[Problem statement] Skip the pictures. Copy all the rest of the records down exactly.

## Start

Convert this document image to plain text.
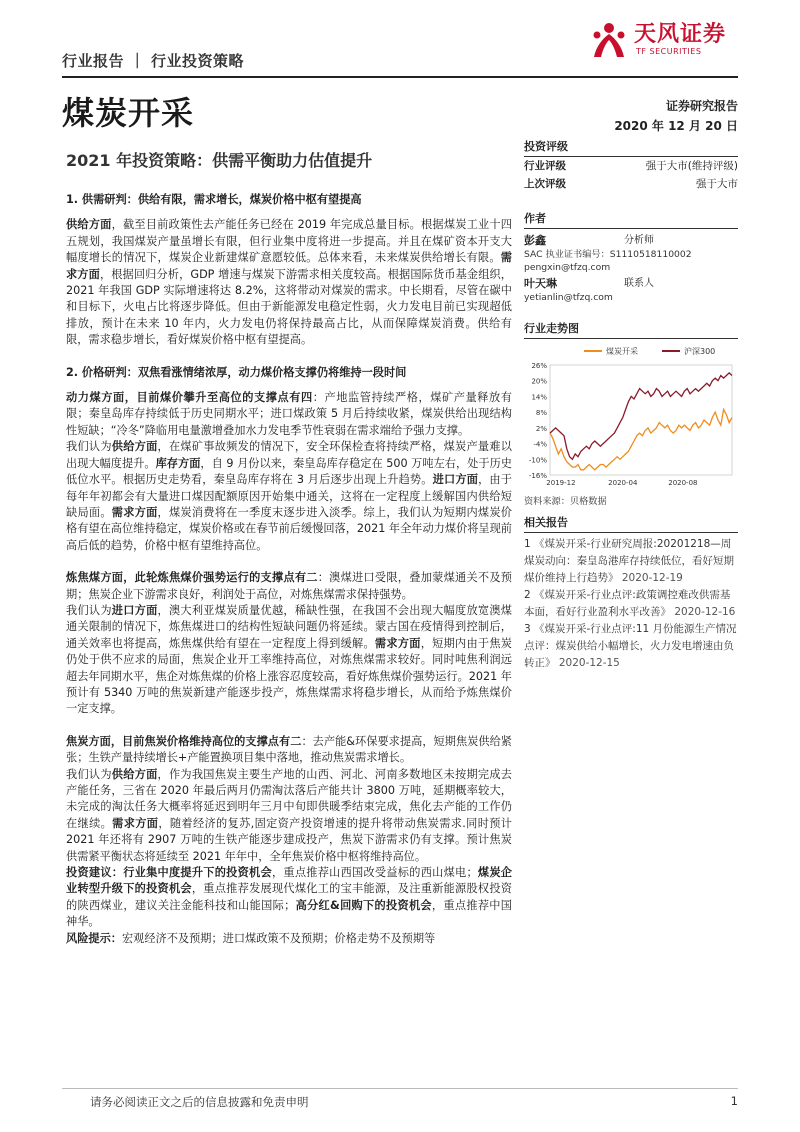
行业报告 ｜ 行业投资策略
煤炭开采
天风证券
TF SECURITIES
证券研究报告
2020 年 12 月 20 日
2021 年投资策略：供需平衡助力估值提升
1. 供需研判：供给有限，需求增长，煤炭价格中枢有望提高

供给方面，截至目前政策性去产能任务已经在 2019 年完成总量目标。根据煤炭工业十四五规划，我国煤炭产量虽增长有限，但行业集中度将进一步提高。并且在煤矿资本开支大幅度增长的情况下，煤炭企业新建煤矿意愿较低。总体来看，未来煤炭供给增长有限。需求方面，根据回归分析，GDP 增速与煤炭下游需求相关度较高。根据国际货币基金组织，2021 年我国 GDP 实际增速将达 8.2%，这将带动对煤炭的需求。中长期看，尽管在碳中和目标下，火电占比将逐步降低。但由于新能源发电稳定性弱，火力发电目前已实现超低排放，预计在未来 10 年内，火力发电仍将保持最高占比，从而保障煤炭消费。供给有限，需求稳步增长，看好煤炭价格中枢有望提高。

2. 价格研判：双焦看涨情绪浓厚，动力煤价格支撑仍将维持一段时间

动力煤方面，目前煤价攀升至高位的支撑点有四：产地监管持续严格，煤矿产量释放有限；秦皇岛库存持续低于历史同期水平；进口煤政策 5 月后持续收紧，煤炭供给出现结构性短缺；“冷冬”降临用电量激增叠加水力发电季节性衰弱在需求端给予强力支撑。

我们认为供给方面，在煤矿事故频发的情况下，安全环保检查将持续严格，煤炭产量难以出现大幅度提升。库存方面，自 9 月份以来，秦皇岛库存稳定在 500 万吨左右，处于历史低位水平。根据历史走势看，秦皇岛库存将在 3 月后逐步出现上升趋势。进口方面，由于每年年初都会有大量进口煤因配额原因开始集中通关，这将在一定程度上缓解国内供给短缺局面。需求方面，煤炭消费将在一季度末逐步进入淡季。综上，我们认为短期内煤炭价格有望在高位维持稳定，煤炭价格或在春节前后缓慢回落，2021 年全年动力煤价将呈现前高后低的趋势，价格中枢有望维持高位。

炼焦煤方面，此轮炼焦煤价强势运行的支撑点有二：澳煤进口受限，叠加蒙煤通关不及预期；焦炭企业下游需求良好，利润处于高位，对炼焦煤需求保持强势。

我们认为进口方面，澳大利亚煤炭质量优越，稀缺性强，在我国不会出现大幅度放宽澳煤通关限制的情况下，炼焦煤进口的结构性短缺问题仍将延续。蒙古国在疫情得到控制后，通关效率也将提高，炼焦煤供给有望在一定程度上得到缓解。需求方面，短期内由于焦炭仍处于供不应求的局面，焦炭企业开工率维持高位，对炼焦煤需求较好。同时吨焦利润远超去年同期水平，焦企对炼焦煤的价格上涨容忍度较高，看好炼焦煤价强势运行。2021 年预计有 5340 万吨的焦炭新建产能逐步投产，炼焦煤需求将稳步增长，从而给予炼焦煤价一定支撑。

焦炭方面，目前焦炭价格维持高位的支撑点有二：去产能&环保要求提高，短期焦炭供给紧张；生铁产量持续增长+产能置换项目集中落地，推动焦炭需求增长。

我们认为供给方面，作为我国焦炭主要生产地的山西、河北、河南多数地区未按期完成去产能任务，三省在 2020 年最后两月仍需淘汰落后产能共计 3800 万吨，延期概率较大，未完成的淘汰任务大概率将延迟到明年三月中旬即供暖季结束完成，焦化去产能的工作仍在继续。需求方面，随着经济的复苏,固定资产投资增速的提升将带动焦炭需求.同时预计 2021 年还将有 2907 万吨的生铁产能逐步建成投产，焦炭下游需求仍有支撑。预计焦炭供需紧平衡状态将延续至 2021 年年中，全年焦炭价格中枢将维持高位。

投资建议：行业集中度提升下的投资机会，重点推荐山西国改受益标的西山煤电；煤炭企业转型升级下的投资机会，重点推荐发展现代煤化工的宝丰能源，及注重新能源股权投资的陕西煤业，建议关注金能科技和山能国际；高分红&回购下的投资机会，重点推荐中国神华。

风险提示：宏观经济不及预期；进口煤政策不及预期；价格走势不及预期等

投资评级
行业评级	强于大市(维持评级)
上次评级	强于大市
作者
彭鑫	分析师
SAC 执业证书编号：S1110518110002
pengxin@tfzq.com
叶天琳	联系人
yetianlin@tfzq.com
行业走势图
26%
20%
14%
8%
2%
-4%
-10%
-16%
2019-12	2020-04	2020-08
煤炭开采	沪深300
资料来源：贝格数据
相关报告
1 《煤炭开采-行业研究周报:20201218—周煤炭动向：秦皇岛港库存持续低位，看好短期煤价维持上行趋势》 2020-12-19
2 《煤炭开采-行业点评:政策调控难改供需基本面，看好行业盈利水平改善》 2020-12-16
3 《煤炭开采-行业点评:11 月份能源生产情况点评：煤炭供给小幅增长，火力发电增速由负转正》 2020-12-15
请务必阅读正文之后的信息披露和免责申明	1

## End

[Result]
Convert this document image to plain text.
行业报告 ｜ 行业投资策略
煤炭开采
天风证券
TF SECURITIES
证券研究报告
2020 年 12 月 20 日
2021 年投资策略：供需平衡助力估值提升
1. 供需研判：供给有限，需求增长，煤炭价格中枢有望提高

供给方面，截至目前政策性去产能任务已经在 2019 年完成总量目标。根据煤炭工业十四五规划，我国煤炭产量虽增长有限，但行业集中度将进一步提高。并且在煤矿资本开支大幅度增长的情况下，煤炭企业新建煤矿意愿较低。总体来看，未来煤炭供给增长有限。需求方面，根据回归分析，GDP 增速与煤炭下游需求相关度较高。根据国际货币基金组织，2021 年我国 GDP 实际增速将达 8.2%，这将带动对煤炭的需求。中长期看，尽管在碳中和目标下，火电占比将逐步降低。但由于新能源发电稳定性弱，火力发电目前已实现超低排放，预计在未来 10 年内，火力发电仍将保持最高占比，从而保障煤炭消费。供给有限，需求稳步增长，看好煤炭价格中枢有望提高。

2. 价格研判：双焦看涨情绪浓厚，动力煤价格支撑仍将维持一段时间

动力煤方面，目前煤价攀升至高位的支撑点有四：产地监管持续严格，煤矿产量释放有限；秦皇岛库存持续低于历史同期水平；进口煤政策 5 月后持续收紧，煤炭供给出现结构性短缺；“冷冬”降临用电量激增叠加水力发电季节性衰弱在需求端给予强力支撑。

我们认为供给方面，在煤矿事故频发的情况下，安全环保检查将持续严格，煤炭产量难以出现大幅度提升。库存方面，自 9 月份以来，秦皇岛库存稳定在 500 万吨左右，处于历史低位水平。根据历史走势看，秦皇岛库存将在 3 月后逐步出现上升趋势。进口方面，由于每年年初都会有大量进口煤因配额原因开始集中通关，这将在一定程度上缓解国内供给短缺局面。需求方面，煤炭消费将在一季度末逐步进入淡季。综上，我们认为短期内煤炭价格有望在高位维持稳定，煤炭价格或在春节前后缓慢回落，2021 年全年动力煤价将呈现前高后低的趋势，价格中枢有望维持高位。

炼焦煤方面，此轮炼焦煤价强势运行的支撑点有二：澳煤进口受限，叠加蒙煤通关不及预期；焦炭企业下游需求良好，利润处于高位，对炼焦煤需求保持强势。

我们认为进口方面，澳大利亚煤炭质量优越，稀缺性强，在我国不会出现大幅度放宽澳煤通关限制的情况下，炼焦煤进口的结构性短缺问题仍将延续。蒙古国在疫情得到控制后，通关效率也将提高，炼焦煤供给有望在一定程度上得到缓解。需求方面，短期内由于焦炭仍处于供不应求的局面，焦炭企业开工率维持高位，对炼焦煤需求较好。同时吨焦利润远超去年同期水平，焦企对炼焦煤的价格上涨容忍度较高，看好炼焦煤价强势运行。2021 年预计有 5340 万吨的焦炭新建产能逐步投产，炼焦煤需求将稳步增长，从而给予炼焦煤价一定支撑。

焦炭方面，目前焦炭价格维持高位的支撑点有二：去产能&环保要求提高，短期焦炭供给紧张；生铁产量持续增长+产能置换项目集中落地，推动焦炭需求增长。

我们认为供给方面，作为我国焦炭主要生产地的山西、河北、河南多数地区未按期完成去产能任务，三省在 2020 年最后两月仍需淘汰落后产能共计 3800 万吨，延期概率较大，未完成的淘汰任务大概率将延迟到明年三月中旬即供暖季结束完成，焦化去产能的工作仍在继续。需求方面，随着经济的复苏,固定资产投资增速的提升将带动焦炭需求.同时预计 2021 年还将有 2907 万吨的生铁产能逐步建成投产，焦炭下游需求仍有支撑。预计焦炭供需紧平衡状态将延续至 2021 年年中，全年焦炭价格中枢将维持高位。

投资建议：行业集中度提升下的投资机会，重点推荐山西国改受益标的西山煤电；煤炭企业转型升级下的投资机会，重点推荐发展现代煤化工的宝丰能源，及注重新能源股权投资的陕西煤业，建议关注金能科技和山能国际；高分红&回购下的投资机会，重点推荐中国神华。

风险提示：宏观经济不及预期；进口煤政策不及预期；价格走势不及预期等

投资评级
行业评级	强于大市(维持评级)
上次评级	强于大市
作者
彭鑫	分析师
SAC 执业证书编号：S1110518110002
pengxin@tfzq.com
叶天琳	联系人
yetianlin@tfzq.com
行业走势图
26%
20%
14%
8%
2%
-4%
-10%
-16%
2019-12	2020-04	2020-08
煤炭开采	沪深300
资料来源：贝格数据
相关报告
1 《煤炭开采-行业研究周报:20201218—周煤炭动向：秦皇岛港库存持续低位，看好短期煤价维持上行趋势》 2020-12-19
2 《煤炭开采-行业点评:政策调控难改供需基本面，看好行业盈利水平改善》 2020-12-16
3 《煤炭开采-行业点评:11 月份能源生产情况点评：煤炭供给小幅增长，火力发电增速由负转正》 2020-12-15
请务必阅读正文之后的信息披露和免责申明	1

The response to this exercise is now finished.